Using the listing below, extract each line that has the word "PIZZA" in it.

[START GIVEN DATA]

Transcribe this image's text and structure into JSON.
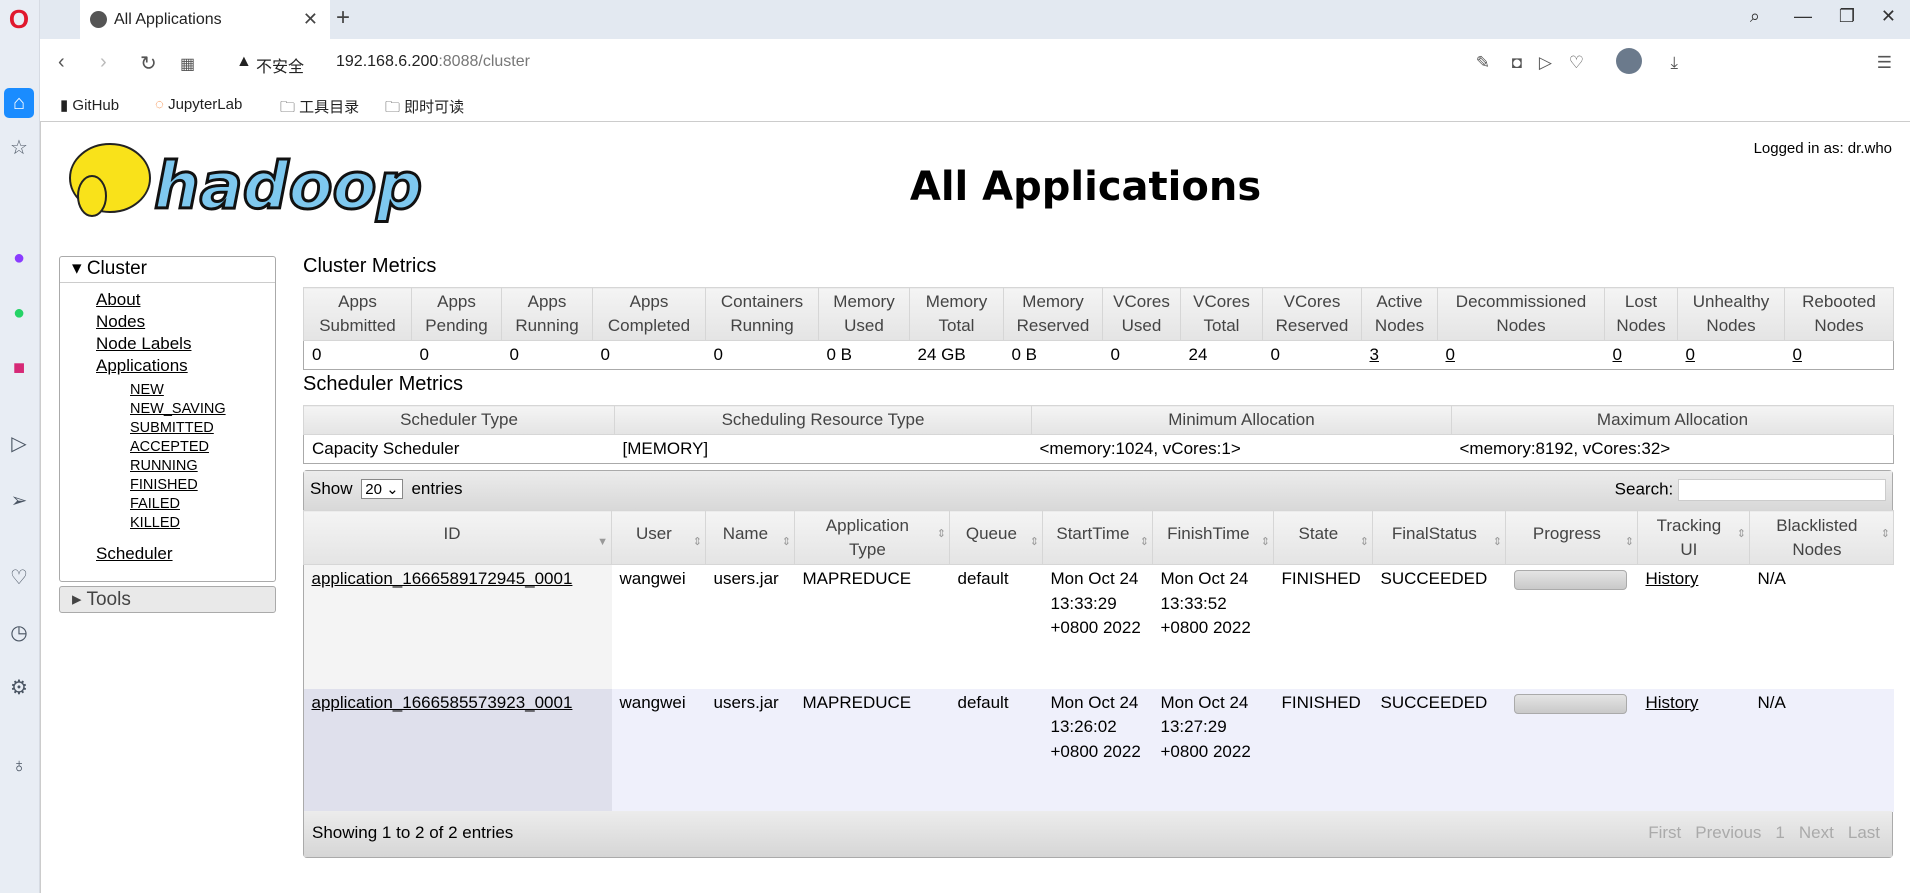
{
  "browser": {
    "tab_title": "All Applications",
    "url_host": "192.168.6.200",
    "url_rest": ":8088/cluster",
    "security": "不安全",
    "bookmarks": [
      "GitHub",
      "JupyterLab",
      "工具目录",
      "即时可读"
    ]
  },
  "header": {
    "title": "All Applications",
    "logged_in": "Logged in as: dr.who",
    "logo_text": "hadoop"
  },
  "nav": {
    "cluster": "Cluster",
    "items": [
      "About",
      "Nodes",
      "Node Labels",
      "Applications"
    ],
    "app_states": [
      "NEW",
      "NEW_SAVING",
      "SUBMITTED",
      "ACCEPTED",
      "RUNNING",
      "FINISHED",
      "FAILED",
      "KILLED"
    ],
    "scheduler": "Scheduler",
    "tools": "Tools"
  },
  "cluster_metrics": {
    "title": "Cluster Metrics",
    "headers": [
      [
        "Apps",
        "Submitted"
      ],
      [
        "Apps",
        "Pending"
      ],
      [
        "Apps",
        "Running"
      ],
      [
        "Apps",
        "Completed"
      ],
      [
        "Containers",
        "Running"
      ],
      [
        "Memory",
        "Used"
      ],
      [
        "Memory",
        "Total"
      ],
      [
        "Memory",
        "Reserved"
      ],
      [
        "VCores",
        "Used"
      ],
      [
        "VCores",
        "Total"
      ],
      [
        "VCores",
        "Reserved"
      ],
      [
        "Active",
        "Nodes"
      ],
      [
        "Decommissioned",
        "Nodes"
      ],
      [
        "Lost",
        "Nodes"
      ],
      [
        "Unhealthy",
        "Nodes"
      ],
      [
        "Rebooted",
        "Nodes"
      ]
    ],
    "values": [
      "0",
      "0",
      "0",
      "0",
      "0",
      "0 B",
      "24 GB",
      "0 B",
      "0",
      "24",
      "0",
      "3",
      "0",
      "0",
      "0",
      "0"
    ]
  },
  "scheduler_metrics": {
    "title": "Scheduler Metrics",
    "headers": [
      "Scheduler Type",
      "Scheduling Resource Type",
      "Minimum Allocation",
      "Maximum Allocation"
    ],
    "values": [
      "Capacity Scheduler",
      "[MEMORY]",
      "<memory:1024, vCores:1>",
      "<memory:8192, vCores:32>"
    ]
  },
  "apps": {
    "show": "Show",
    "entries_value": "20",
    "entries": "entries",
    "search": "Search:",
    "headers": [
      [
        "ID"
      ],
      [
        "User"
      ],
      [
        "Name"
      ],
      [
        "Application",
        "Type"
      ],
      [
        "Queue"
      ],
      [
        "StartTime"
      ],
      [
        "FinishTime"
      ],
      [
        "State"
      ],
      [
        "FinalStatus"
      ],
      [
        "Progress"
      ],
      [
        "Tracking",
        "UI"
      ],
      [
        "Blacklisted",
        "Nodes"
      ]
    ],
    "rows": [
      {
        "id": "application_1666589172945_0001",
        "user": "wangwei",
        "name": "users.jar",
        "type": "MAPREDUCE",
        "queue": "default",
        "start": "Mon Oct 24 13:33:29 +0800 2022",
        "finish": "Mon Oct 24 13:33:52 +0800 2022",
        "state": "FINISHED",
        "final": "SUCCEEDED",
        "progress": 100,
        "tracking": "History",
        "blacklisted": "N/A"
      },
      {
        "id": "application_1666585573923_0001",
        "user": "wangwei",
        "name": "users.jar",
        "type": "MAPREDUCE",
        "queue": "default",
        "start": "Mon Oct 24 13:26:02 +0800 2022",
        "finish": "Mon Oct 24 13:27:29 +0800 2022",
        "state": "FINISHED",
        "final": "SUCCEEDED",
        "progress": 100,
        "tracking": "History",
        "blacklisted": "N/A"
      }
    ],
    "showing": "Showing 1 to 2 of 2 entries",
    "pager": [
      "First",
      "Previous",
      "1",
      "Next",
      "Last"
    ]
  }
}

[END GIVEN DATA]
[START GIVEN DATA]

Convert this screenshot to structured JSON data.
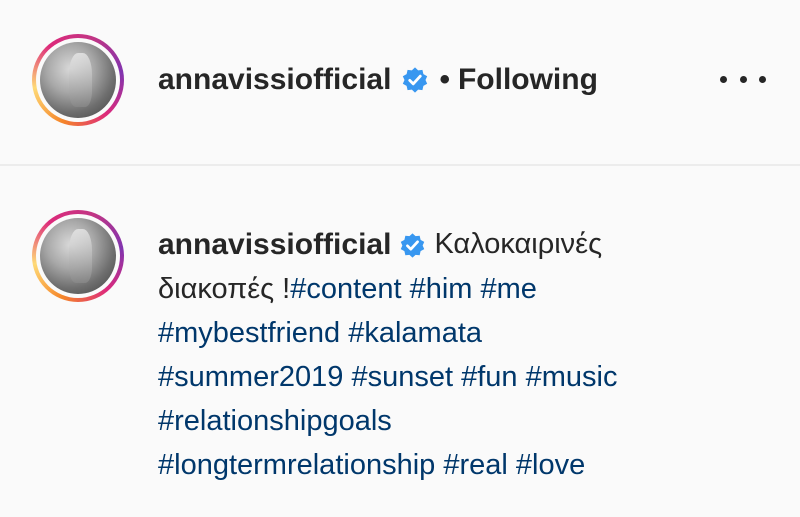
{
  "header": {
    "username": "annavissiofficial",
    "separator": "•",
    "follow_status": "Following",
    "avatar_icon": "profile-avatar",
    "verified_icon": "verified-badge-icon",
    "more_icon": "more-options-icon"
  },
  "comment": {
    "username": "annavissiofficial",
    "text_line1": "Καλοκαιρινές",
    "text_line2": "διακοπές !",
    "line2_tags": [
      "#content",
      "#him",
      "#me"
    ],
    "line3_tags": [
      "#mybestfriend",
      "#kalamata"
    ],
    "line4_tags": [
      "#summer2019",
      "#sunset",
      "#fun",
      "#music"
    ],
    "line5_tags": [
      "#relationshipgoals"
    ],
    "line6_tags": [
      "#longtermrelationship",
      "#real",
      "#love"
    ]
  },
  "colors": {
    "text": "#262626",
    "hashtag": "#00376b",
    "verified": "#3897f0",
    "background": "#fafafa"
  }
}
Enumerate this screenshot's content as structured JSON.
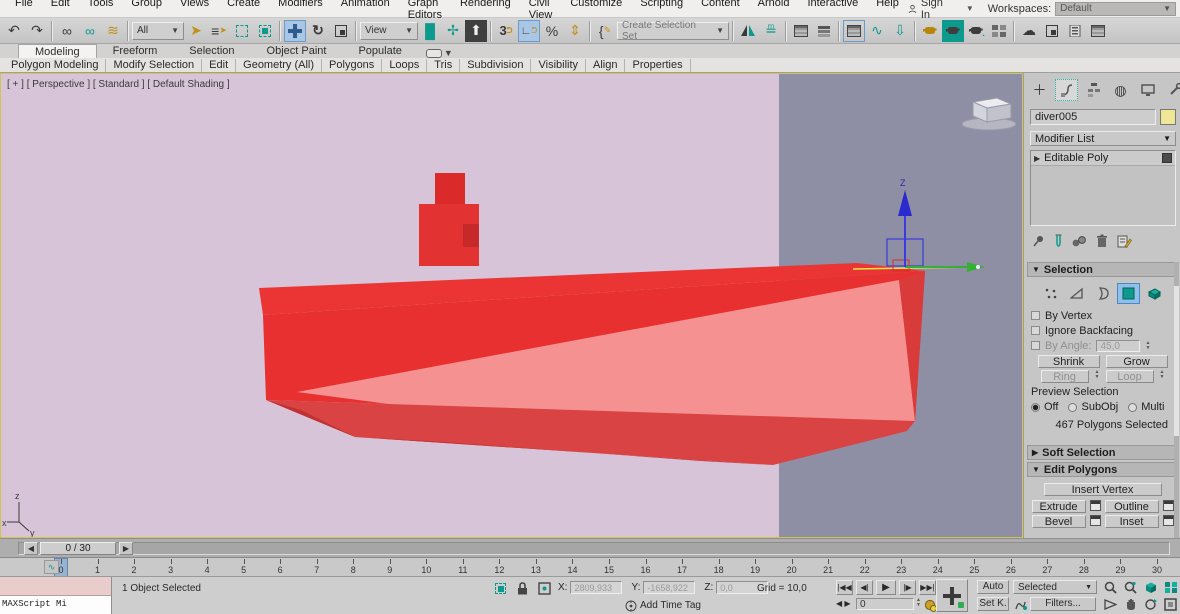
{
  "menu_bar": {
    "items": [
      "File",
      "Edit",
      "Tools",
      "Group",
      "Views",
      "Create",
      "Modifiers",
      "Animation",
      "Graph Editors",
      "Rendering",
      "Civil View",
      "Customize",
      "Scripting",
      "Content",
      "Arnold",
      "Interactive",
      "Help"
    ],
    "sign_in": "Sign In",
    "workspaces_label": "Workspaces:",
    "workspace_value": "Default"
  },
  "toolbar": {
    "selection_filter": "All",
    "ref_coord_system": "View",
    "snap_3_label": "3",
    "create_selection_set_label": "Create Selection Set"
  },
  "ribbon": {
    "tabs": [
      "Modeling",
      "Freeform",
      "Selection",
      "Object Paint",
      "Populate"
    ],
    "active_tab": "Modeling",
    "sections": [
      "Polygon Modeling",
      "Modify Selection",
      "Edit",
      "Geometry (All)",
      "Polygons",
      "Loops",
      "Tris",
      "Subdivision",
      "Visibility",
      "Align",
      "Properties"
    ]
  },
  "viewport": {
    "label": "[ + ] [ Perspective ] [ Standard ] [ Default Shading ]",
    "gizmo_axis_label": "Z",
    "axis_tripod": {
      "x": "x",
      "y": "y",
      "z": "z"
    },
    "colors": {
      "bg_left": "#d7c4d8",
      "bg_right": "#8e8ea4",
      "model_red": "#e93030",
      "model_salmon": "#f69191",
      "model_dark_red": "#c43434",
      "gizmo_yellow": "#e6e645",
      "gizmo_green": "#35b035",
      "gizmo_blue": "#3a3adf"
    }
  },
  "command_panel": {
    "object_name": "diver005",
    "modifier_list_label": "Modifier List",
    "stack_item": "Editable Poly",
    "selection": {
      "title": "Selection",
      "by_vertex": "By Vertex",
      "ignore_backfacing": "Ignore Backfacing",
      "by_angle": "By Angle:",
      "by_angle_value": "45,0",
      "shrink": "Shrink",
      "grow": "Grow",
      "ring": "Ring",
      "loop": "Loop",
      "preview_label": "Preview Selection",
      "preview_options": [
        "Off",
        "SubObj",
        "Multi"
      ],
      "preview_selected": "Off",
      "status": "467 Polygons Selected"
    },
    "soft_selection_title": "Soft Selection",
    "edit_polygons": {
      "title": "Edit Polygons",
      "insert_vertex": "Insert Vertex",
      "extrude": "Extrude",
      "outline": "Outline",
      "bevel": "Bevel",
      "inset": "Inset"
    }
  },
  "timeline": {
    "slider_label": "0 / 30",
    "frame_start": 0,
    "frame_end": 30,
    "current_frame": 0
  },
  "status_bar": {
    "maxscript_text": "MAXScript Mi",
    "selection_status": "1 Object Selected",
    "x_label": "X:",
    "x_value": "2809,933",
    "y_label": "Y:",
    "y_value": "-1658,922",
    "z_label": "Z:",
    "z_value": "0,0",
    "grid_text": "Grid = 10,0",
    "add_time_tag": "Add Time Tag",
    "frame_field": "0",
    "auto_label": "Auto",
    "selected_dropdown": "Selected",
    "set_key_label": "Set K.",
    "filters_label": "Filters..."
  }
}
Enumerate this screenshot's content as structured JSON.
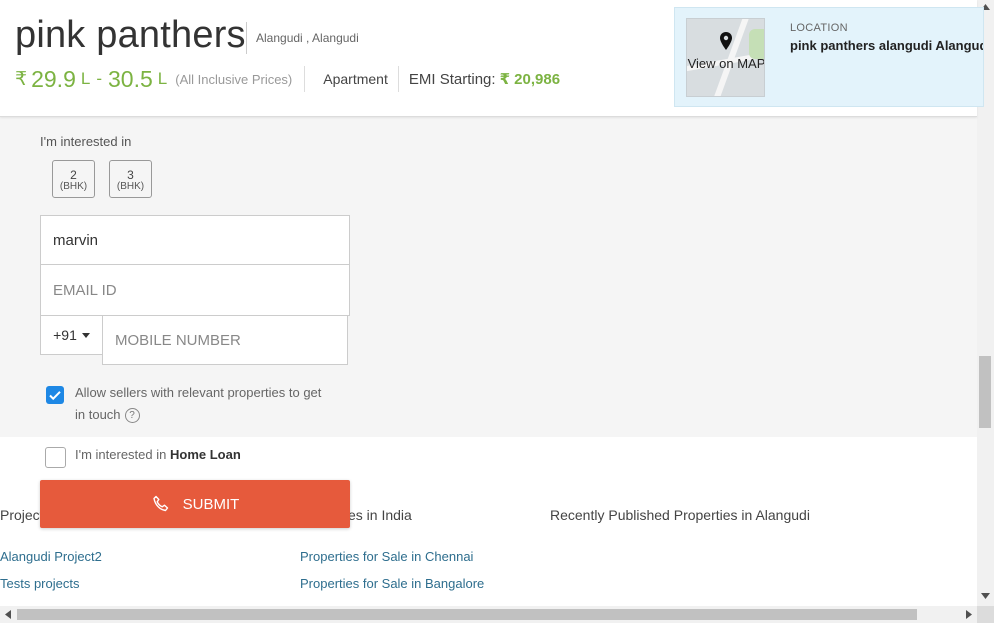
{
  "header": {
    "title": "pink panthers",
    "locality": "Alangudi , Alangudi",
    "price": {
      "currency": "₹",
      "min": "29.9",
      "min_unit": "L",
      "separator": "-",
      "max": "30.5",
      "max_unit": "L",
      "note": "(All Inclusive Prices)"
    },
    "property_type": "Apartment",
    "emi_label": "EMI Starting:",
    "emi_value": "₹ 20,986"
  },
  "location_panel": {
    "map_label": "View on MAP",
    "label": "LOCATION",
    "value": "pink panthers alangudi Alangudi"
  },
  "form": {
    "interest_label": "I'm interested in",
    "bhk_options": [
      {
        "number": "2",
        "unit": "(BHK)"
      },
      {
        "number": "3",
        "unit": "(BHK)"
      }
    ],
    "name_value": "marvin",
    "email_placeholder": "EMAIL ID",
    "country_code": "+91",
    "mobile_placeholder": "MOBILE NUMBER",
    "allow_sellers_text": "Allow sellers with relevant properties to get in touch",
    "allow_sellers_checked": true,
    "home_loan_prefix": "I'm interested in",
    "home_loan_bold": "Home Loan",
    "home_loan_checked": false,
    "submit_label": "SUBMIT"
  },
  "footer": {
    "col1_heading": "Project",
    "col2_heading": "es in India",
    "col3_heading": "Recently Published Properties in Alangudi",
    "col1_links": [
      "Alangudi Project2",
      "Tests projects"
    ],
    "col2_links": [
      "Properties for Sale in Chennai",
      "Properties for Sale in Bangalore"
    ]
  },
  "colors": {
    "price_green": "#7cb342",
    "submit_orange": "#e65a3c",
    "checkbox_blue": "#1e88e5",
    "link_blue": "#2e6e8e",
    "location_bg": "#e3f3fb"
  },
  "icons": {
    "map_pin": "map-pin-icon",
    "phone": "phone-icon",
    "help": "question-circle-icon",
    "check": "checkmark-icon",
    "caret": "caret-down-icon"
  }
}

[END GIVEN DATA]
[START GIVEN DATA]

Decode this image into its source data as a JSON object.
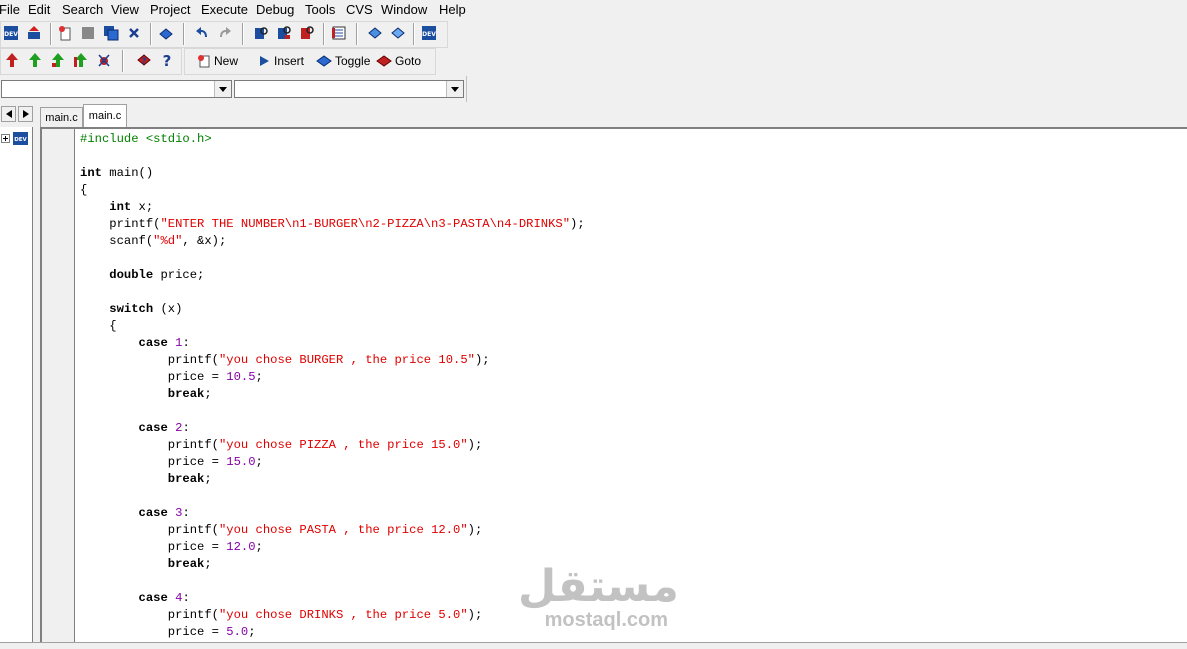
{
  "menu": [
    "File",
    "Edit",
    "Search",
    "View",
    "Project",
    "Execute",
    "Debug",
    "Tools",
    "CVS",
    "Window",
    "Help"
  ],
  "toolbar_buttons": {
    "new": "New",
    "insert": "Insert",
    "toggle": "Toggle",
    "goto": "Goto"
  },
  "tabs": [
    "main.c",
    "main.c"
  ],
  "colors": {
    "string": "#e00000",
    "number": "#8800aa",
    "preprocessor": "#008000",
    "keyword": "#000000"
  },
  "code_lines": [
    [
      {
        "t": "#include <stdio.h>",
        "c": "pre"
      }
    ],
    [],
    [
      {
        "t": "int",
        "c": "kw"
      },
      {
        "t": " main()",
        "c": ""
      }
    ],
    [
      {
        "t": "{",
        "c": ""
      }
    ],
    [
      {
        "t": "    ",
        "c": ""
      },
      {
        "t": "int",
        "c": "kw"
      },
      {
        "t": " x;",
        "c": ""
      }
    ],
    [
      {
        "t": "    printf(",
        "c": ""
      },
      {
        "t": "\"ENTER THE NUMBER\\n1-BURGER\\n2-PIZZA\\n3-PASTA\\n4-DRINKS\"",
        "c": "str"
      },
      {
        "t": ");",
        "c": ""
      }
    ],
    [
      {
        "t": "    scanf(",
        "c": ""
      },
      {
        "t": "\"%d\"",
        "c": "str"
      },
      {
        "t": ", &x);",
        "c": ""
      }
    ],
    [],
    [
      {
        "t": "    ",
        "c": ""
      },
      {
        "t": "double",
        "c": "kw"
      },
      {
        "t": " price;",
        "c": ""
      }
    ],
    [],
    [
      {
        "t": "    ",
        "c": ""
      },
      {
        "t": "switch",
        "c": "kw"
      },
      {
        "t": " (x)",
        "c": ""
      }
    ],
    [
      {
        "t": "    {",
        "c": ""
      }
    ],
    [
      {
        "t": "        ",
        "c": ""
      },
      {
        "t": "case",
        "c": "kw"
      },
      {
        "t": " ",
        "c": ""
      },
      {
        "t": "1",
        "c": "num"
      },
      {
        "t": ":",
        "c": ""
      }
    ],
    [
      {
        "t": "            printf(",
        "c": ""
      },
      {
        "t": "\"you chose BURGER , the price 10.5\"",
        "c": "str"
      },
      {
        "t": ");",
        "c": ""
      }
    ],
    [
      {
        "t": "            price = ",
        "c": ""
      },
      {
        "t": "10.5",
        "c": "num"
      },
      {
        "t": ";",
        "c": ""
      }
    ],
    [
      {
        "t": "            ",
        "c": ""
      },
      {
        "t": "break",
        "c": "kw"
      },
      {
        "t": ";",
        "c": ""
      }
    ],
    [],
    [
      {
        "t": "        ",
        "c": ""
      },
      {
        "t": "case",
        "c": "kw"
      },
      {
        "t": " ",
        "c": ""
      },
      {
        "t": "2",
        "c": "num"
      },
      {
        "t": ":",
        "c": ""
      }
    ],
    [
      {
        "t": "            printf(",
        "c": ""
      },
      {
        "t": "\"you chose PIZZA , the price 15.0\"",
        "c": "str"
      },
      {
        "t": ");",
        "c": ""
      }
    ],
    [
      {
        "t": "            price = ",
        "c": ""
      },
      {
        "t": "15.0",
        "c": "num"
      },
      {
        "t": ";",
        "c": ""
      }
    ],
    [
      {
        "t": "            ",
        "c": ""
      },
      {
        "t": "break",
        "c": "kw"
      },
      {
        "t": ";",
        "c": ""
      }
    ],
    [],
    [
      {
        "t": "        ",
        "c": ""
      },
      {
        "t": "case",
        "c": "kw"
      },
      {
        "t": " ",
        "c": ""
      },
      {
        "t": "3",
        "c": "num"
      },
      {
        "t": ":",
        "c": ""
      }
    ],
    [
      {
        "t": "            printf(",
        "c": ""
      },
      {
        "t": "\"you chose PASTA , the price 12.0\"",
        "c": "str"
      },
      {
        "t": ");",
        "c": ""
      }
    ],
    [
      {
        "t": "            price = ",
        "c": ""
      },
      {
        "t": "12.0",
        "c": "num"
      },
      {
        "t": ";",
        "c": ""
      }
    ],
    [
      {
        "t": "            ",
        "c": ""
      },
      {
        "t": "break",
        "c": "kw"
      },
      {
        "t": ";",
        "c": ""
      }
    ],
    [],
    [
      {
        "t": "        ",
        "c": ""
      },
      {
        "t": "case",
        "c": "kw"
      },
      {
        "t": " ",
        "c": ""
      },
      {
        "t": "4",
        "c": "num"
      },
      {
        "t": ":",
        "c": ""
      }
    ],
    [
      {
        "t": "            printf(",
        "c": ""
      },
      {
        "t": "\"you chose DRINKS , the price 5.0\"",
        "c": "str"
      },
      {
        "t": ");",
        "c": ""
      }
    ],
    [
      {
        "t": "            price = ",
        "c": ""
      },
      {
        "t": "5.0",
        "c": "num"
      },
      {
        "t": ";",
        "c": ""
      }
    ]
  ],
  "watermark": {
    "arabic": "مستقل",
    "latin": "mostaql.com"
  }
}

[END GIVEN DATA]

## ANSWER TO THIS PROBLEM
        "t": "\"ENTER THE NUMBER\\n1-BURGER\\n2-PIZZA\\n3-PASTA\\n4-DRINKS\"",
        "t": "\"you chose PIZZA , the price 15.0\"",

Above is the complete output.